--- Begin Data for this exercise ---
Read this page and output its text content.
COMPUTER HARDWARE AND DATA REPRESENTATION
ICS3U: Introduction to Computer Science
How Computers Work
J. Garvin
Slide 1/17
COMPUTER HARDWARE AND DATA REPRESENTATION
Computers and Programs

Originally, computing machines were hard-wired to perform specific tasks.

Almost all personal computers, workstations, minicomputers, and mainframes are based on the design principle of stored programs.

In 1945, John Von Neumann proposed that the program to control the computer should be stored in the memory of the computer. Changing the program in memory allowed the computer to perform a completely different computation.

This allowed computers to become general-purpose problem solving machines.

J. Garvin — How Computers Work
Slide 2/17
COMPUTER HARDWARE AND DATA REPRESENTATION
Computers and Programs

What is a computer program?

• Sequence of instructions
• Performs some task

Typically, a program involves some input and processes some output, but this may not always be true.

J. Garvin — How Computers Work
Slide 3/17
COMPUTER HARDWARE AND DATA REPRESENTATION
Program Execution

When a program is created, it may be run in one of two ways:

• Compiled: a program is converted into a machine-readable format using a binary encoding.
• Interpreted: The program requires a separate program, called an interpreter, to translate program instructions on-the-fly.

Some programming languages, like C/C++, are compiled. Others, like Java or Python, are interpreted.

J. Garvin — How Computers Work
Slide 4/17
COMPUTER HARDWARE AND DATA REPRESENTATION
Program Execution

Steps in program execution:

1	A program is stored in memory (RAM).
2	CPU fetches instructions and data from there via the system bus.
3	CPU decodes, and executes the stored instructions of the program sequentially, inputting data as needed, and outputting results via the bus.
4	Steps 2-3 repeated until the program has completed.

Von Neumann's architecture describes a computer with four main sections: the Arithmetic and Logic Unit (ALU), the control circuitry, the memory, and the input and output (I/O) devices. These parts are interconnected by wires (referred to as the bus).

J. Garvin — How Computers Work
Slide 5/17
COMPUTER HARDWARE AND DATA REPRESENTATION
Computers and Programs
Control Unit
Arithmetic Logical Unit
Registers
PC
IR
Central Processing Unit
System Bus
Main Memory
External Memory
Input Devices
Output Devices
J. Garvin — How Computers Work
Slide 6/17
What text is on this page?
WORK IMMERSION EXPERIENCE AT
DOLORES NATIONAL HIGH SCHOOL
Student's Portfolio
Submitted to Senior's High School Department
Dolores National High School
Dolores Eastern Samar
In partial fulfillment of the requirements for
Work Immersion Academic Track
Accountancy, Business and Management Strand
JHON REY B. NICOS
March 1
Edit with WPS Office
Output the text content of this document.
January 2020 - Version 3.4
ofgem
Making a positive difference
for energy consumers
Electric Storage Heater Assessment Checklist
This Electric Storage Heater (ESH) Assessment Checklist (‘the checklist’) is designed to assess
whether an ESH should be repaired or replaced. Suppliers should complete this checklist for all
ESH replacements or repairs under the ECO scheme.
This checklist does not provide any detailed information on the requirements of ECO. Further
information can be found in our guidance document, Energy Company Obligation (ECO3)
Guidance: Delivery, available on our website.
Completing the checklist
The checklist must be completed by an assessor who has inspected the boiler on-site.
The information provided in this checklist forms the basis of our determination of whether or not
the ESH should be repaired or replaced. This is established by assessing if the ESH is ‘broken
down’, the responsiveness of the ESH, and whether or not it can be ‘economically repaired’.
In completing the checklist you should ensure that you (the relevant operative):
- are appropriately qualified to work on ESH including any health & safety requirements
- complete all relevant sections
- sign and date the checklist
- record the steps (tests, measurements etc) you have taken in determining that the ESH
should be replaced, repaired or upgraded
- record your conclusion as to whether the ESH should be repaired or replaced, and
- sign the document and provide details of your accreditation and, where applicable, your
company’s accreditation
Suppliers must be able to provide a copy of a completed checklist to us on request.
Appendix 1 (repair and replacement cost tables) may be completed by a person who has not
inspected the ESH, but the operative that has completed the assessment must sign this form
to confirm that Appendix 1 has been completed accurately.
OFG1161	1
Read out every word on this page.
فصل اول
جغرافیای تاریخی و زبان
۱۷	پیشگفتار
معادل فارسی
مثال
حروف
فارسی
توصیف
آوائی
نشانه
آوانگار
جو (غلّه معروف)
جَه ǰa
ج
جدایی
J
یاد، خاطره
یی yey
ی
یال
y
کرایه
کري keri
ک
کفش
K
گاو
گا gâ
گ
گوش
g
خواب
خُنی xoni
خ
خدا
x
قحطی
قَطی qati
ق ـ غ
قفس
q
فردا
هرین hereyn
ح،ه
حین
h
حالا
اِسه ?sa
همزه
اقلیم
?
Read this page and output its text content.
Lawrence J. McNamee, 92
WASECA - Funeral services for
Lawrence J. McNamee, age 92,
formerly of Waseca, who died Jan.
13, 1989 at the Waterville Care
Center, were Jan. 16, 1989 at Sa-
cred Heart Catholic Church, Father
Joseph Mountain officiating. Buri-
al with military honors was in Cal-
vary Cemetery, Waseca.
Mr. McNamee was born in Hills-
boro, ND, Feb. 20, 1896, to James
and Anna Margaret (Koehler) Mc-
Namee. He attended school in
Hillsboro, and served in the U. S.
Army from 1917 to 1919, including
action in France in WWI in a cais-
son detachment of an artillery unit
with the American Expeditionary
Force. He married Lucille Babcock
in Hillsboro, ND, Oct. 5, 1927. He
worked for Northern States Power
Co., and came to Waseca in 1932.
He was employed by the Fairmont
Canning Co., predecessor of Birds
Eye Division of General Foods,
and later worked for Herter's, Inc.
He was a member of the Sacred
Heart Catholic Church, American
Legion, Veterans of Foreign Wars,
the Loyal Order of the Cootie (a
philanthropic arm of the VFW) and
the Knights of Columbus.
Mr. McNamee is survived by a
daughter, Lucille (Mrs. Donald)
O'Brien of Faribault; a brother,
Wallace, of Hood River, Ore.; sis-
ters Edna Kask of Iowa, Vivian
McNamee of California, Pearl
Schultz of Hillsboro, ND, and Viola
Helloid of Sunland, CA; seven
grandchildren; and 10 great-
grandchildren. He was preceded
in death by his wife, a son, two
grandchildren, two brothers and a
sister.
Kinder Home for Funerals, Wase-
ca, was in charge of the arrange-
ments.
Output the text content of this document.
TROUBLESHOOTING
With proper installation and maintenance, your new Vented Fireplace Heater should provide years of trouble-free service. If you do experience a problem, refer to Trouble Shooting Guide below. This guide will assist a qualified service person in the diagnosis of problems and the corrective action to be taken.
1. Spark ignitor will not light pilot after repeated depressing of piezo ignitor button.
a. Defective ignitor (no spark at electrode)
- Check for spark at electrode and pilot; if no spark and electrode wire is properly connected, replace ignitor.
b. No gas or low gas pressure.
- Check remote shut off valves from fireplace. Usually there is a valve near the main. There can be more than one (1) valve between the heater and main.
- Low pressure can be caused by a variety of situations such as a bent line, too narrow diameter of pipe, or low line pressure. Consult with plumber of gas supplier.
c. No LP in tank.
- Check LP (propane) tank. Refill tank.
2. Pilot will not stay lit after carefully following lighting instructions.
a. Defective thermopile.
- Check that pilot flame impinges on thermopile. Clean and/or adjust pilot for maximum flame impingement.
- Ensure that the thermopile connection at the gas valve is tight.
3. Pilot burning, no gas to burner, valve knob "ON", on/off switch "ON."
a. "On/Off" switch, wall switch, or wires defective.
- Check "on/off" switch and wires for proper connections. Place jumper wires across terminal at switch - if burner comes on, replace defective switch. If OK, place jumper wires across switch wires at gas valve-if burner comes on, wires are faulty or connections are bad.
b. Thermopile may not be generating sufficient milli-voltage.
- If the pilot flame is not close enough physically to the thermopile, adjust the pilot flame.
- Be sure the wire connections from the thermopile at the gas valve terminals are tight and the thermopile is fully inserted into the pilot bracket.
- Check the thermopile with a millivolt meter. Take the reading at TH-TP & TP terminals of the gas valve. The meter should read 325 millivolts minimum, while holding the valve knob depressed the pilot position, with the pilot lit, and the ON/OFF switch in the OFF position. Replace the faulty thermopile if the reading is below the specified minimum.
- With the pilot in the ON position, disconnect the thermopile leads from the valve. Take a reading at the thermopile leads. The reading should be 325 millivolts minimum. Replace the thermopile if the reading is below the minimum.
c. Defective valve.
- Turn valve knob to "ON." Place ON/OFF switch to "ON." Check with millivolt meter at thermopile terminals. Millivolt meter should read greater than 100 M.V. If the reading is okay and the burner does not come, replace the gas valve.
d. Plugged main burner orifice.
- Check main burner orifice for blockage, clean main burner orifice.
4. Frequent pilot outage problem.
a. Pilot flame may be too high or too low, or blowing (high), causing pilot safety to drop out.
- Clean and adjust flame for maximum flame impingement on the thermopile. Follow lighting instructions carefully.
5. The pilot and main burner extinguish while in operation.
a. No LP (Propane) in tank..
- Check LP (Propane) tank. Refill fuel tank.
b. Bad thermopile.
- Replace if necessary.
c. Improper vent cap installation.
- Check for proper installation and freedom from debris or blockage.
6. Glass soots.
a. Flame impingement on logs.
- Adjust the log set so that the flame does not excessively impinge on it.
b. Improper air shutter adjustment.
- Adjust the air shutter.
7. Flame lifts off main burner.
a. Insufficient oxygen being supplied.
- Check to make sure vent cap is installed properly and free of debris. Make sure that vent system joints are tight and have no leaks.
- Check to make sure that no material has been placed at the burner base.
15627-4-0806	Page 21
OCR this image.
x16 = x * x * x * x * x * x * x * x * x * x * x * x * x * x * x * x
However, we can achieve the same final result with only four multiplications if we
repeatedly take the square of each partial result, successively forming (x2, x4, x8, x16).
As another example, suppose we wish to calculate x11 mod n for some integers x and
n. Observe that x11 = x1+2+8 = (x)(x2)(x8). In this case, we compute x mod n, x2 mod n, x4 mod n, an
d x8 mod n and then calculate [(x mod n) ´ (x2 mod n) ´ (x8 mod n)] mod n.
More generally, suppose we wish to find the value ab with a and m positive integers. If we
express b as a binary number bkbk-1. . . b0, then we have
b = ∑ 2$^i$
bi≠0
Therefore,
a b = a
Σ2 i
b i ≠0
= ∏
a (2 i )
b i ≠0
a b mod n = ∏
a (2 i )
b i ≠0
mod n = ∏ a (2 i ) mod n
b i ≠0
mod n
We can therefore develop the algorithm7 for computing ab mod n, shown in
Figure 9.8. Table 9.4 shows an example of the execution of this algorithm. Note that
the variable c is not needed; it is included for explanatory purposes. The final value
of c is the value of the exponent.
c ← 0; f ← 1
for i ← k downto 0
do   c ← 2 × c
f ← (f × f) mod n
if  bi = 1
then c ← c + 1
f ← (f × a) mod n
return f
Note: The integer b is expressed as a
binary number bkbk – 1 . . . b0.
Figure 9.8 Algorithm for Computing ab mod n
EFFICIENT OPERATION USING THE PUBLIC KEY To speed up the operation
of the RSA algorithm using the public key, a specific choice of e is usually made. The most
--- End Data for this exercise ---
▶ **Directive**: Find the word "while" and list each line it appears in.

▶ **Finished exercise**:
- Check the thermopile with a millivolt meter. Take the reading at TH-TP & TP terminals of the gas valve. The meter should read 325 millivolts minimum, while holding the valve knob depressed the pilot position, with the pilot lit, and the ON/OFF switch in the OFF position. Replace the faulty thermopile if the reading is below the specified minimum.
5. The pilot and main burner extinguish while in operation.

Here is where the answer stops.